STATED TASK: Check each line of the material. Copy those containing "других".

Dataset items
--- start ---

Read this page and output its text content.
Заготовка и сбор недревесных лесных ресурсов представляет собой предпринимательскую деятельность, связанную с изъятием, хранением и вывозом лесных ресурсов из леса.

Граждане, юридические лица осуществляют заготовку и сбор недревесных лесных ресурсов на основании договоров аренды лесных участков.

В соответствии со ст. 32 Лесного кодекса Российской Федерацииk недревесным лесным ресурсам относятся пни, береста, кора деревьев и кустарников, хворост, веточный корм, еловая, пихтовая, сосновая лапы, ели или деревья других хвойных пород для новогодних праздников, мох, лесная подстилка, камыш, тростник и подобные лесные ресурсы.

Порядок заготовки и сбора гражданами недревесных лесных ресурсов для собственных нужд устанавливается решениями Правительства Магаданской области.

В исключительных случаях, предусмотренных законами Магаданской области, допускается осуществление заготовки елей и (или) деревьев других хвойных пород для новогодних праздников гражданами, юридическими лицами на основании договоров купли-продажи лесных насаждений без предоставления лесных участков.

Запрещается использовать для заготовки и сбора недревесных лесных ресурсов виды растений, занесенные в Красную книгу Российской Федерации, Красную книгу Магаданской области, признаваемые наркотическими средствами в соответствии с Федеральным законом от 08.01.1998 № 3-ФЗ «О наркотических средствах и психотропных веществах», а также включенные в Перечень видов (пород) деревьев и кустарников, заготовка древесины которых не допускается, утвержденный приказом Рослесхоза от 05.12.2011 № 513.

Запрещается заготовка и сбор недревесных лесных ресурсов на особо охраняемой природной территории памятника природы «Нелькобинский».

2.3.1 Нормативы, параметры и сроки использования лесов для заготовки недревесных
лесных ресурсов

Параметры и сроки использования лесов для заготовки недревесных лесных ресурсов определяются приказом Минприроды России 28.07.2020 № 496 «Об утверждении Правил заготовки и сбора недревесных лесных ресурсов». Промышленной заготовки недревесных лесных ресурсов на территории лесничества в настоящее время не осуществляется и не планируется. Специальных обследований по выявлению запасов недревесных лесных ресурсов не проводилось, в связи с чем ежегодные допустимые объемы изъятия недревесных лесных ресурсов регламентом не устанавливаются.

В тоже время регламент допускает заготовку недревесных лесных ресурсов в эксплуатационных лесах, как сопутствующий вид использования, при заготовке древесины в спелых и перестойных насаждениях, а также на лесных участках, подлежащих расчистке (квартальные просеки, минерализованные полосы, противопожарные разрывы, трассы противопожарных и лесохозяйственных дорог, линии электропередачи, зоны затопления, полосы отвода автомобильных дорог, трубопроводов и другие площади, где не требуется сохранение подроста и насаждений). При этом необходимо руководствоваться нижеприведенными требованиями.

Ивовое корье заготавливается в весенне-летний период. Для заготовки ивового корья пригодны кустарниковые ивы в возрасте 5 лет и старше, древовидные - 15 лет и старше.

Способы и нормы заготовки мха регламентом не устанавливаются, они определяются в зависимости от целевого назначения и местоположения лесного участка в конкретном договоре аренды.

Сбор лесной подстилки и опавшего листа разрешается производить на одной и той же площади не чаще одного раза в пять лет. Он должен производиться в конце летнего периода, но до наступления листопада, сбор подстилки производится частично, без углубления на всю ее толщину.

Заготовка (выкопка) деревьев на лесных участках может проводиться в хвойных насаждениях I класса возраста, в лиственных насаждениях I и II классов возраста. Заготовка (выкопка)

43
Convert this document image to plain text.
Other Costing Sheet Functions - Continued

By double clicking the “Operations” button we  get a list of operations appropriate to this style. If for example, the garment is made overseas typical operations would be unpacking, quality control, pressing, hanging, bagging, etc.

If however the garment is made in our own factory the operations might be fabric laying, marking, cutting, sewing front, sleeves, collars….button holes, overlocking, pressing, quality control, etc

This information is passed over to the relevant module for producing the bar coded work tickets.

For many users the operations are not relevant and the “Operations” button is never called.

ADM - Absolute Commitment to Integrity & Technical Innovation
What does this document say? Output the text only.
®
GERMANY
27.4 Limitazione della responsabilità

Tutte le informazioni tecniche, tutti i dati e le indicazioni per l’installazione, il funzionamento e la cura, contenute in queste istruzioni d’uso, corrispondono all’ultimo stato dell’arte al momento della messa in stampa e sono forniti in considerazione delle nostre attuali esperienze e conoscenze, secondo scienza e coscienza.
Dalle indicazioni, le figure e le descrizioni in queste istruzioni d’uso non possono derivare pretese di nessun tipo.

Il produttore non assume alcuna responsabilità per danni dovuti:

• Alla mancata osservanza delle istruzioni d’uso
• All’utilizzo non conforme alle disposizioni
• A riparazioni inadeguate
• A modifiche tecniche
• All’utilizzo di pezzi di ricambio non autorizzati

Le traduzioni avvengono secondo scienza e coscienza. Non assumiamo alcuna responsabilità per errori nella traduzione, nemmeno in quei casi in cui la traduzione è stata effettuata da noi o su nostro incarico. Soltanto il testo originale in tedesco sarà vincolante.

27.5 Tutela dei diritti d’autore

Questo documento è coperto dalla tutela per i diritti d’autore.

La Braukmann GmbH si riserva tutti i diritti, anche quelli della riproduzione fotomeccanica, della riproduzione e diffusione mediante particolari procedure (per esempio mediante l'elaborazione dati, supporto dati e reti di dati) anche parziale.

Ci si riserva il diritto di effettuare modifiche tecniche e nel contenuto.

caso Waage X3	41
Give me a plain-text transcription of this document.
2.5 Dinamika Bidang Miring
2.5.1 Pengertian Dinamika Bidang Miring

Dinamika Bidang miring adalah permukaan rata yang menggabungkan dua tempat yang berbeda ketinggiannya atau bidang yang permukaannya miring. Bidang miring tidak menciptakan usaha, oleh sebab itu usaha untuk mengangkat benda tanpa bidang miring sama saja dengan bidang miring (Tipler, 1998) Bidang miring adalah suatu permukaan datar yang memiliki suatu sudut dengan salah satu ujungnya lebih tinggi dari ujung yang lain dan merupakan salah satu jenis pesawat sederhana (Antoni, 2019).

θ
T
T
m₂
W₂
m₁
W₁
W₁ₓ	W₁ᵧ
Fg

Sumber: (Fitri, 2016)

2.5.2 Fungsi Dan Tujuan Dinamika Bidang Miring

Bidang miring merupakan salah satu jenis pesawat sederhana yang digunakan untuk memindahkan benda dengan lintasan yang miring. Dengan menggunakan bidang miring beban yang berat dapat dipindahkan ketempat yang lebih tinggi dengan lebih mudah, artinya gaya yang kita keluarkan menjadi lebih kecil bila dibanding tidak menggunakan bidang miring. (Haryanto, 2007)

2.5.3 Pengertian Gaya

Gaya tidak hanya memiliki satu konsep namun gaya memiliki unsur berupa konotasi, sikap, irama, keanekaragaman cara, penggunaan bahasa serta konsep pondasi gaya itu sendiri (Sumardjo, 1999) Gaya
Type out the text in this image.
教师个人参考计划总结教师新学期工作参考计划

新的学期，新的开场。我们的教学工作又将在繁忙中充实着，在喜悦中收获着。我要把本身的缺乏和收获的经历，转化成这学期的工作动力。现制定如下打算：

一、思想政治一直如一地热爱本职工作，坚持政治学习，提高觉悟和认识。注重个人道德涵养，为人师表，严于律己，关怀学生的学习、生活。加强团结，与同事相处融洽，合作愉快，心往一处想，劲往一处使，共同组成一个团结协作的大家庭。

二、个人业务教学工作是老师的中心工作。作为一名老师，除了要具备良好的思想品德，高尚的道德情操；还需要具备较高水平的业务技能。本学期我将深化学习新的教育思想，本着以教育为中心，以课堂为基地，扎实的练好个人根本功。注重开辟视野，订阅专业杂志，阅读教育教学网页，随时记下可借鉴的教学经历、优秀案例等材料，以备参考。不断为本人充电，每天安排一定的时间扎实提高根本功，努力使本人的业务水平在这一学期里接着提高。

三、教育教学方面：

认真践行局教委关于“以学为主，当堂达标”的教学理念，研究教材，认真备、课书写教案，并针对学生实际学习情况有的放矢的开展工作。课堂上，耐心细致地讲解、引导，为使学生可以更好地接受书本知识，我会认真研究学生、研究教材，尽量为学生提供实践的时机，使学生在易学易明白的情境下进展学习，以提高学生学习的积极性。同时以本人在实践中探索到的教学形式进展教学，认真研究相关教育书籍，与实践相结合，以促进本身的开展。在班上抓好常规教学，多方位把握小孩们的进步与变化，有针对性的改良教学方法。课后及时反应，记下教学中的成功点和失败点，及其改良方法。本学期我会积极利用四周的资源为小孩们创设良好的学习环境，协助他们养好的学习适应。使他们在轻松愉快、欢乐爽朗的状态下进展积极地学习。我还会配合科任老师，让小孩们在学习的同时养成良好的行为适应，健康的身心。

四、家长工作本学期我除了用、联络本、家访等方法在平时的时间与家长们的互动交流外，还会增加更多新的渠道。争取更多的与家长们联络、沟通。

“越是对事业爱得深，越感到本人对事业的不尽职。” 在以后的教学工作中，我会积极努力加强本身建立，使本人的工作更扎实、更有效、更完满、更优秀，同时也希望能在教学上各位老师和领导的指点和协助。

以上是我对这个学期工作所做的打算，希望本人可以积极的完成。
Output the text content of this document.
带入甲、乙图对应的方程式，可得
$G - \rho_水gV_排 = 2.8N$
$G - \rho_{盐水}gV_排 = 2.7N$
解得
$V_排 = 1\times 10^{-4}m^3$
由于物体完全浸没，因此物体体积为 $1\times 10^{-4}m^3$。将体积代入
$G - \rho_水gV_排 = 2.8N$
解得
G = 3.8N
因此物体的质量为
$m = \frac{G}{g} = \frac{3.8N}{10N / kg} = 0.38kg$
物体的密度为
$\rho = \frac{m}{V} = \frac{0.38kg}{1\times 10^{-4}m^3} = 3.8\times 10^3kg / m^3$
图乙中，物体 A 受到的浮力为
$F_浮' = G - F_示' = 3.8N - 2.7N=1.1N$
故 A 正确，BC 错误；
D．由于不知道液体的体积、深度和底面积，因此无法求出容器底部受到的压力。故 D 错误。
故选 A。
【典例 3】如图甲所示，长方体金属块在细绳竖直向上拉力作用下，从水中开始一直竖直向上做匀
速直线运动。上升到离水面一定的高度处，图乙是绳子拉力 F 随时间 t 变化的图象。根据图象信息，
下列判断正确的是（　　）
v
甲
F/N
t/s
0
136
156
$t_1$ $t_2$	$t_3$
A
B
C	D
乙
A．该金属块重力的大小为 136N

--- end ---

FINISHED EXERCISE:
В соответствии со ст. 32 Лесного кодекса Российской Федерацииk недревесным лесным ресурсам относятся пни, береста, кора деревьев и кустарников, хворост, веточный корм, еловая, пихтовая, сосновая лапы, ели или деревья других хвойных пород для новогодних праздников, мох, лесная подстилка, камыш, тростник и подобные лесные ресурсы.
В исключительных случаях, предусмотренных законами Магаданской области, допускается осуществление заготовки елей и (или) деревьев других хвойных пород для новогодних праздников гражданами, юридическими лицами на основании договоров купли-продажи лесных насаждений без предоставления лесных участков.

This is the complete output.